## Data excerpts
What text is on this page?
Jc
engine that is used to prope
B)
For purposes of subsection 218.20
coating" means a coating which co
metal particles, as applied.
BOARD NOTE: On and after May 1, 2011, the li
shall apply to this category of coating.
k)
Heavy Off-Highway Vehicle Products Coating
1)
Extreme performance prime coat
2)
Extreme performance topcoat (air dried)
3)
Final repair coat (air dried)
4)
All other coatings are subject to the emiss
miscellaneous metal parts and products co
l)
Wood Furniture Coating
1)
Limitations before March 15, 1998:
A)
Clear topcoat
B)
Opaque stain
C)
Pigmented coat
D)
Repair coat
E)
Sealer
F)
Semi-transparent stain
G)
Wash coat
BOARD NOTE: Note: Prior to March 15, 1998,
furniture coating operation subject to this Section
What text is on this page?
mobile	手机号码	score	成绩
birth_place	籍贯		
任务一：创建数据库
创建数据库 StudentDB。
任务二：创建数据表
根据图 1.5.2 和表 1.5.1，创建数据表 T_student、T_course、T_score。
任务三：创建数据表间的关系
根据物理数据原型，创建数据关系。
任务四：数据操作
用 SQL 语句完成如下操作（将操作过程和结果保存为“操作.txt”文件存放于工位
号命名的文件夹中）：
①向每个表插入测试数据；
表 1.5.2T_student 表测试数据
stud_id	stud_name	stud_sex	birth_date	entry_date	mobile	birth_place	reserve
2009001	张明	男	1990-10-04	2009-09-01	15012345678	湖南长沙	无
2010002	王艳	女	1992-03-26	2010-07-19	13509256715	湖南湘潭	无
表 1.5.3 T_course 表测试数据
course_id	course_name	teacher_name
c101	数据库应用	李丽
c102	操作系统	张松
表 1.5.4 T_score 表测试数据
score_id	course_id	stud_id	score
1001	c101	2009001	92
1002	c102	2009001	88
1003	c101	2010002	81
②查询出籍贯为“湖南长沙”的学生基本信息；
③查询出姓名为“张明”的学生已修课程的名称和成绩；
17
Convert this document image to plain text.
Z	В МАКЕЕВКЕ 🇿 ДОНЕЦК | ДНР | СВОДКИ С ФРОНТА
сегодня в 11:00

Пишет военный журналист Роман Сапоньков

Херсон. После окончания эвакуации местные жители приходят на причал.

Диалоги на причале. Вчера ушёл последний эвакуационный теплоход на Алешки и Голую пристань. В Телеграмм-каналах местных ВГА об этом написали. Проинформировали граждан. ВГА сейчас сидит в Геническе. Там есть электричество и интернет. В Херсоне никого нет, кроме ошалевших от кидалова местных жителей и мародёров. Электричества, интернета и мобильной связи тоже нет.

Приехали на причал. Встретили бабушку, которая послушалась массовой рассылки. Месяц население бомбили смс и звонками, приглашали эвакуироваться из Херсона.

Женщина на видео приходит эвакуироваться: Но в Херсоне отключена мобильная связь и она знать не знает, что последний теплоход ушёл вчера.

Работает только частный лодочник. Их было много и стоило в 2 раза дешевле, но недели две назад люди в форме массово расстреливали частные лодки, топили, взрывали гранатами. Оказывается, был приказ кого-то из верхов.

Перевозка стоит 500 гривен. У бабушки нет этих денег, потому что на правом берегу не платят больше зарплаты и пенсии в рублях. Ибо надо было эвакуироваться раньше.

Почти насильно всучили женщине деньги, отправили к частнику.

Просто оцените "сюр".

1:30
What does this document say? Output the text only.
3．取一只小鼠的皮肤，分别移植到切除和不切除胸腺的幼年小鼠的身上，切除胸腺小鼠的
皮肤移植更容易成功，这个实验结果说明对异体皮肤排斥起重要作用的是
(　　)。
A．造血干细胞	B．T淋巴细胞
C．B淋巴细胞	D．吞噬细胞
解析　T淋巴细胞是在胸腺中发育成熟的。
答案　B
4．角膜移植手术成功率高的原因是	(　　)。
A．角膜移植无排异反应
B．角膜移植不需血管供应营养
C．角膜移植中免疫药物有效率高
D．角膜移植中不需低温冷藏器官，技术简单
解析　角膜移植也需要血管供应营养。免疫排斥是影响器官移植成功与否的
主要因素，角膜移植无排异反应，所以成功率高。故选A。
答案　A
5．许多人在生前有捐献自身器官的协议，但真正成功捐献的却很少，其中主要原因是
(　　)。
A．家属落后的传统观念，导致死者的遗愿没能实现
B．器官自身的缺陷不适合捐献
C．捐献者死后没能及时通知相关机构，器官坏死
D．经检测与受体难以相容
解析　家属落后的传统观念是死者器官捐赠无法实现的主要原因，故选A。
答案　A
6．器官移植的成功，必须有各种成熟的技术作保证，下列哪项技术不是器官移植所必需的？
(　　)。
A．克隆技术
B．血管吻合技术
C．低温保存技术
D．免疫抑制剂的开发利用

## GIVEN REQUEST
Print again each line of the listing above, exactly as it appears.

## REPLY TO THE TASK
What text is on this page?
Jc
engine that is used to prope
B)
For purposes of subsection 218.20
coating" means a coating which co
metal particles, as applied.
BOARD NOTE: On and after May 1, 2011, the li
shall apply to this category of coating.
k)
Heavy Off-Highway Vehicle Products Coating
1)
Extreme performance prime coat
2)
Extreme performance topcoat (air dried)
3)
Final repair coat (air dried)
4)
All other coatings are subject to the emiss
miscellaneous metal parts and products co
l)
Wood Furniture Coating
1)
Limitations before March 15, 1998:
A)
Clear topcoat
B)
Opaque stain
C)
Pigmented coat
D)
Repair coat
E)
Sealer
F)
Semi-transparent stain
G)
Wash coat
BOARD NOTE: Note: Prior to March 15, 1998,
furniture coating operation subject to this Section
What text is on this page?
mobile	手机号码	score	成绩
birth_place	籍贯		
任务一：创建数据库
创建数据库 StudentDB。
任务二：创建数据表
根据图 1.5.2 和表 1.5.1，创建数据表 T_student、T_course、T_score。
任务三：创建数据表间的关系
根据物理数据原型，创建数据关系。
任务四：数据操作
用 SQL 语句完成如下操作（将操作过程和结果保存为“操作.txt”文件存放于工位
号命名的文件夹中）：
①向每个表插入测试数据；
表 1.5.2T_student 表测试数据
stud_id	stud_name	stud_sex	birth_date	entry_date	mobile	birth_place	reserve
2009001	张明	男	1990-10-04	2009-09-01	15012345678	湖南长沙	无
2010002	王艳	女	1992-03-26	2010-07-19	13509256715	湖南湘潭	无
表 1.5.3 T_course 表测试数据
course_id	course_name	teacher_name
c101	数据库应用	李丽
c102	操作系统	张松
表 1.5.4 T_score 表测试数据
score_id	course_id	stud_id	score
1001	c101	2009001	92
1002	c102	2009001	88
1003	c101	2010002	81
②查询出籍贯为“湖南长沙”的学生基本信息；
③查询出姓名为“张明”的学生已修课程的名称和成绩；
17
Convert this document image to plain text.
Z	В МАКЕЕВКЕ 🇿 ДОНЕЦК | ДНР | СВОДКИ С ФРОНТА
сегодня в 11:00

Пишет военный журналист Роман Сапоньков

Херсон. После окончания эвакуации местные жители приходят на причал.

Диалоги на причале. Вчера ушёл последний эвакуационный теплоход на Алешки и Голую пристань. В Телеграмм-каналах местных ВГА об этом написали. Проинформировали граждан. ВГА сейчас сидит в Геническе. Там есть электричество и интернет. В Херсоне никого нет, кроме ошалевших от кидалова местных жителей и мародёров. Электричества, интернета и мобильной связи тоже нет.

Приехали на причал. Встретили бабушку, которая послушалась массовой рассылки. Месяц население бомбили смс и звонками, приглашали эвакуироваться из Херсона.

Женщина на видео приходит эвакуироваться: Но в Херсоне отключена мобильная связь и она знать не знает, что последний теплоход ушёл вчера.

Работает только частный лодочник. Их было много и стоило в 2 раза дешевле, но недели две назад люди в форме массово расстреливали частные лодки, топили, взрывали гранатами. Оказывается, был приказ кого-то из верхов.

Перевозка стоит 500 гривен. У бабушки нет этих денег, потому что на правом берегу не платят больше зарплаты и пенсии в рублях. Ибо надо было эвакуироваться раньше.

Почти насильно всучили женщине деньги, отправили к частнику.

Просто оцените "сюр".

1:30
What does this document say? Output the text only.
3．取一只小鼠的皮肤，分别移植到切除和不切除胸腺的幼年小鼠的身上，切除胸腺小鼠的
皮肤移植更容易成功，这个实验结果说明对异体皮肤排斥起重要作用的是
(　　)。
A．造血干细胞	B．T淋巴细胞
C．B淋巴细胞	D．吞噬细胞
解析　T淋巴细胞是在胸腺中发育成熟的。
答案　B
4．角膜移植手术成功率高的原因是	(　　)。
A．角膜移植无排异反应
B．角膜移植不需血管供应营养
C．角膜移植中免疫药物有效率高
D．角膜移植中不需低温冷藏器官，技术简单
解析　角膜移植也需要血管供应营养。免疫排斥是影响器官移植成功与否的
主要因素，角膜移植无排异反应，所以成功率高。故选A。
答案　A
5．许多人在生前有捐献自身器官的协议，但真正成功捐献的却很少，其中主要原因是
(　　)。
A．家属落后的传统观念，导致死者的遗愿没能实现
B．器官自身的缺陷不适合捐献
C．捐献者死后没能及时通知相关机构，器官坏死
D．经检测与受体难以相容
解析　家属落后的传统观念是死者器官捐赠无法实现的主要原因，故选A。
答案　A
6．器官移植的成功，必须有各种成熟的技术作保证，下列哪项技术不是器官移植所必需的？
(　　)。
A．克隆技术
B．血管吻合技术
C．低温保存技术
D．免疫抑制剂的开发利用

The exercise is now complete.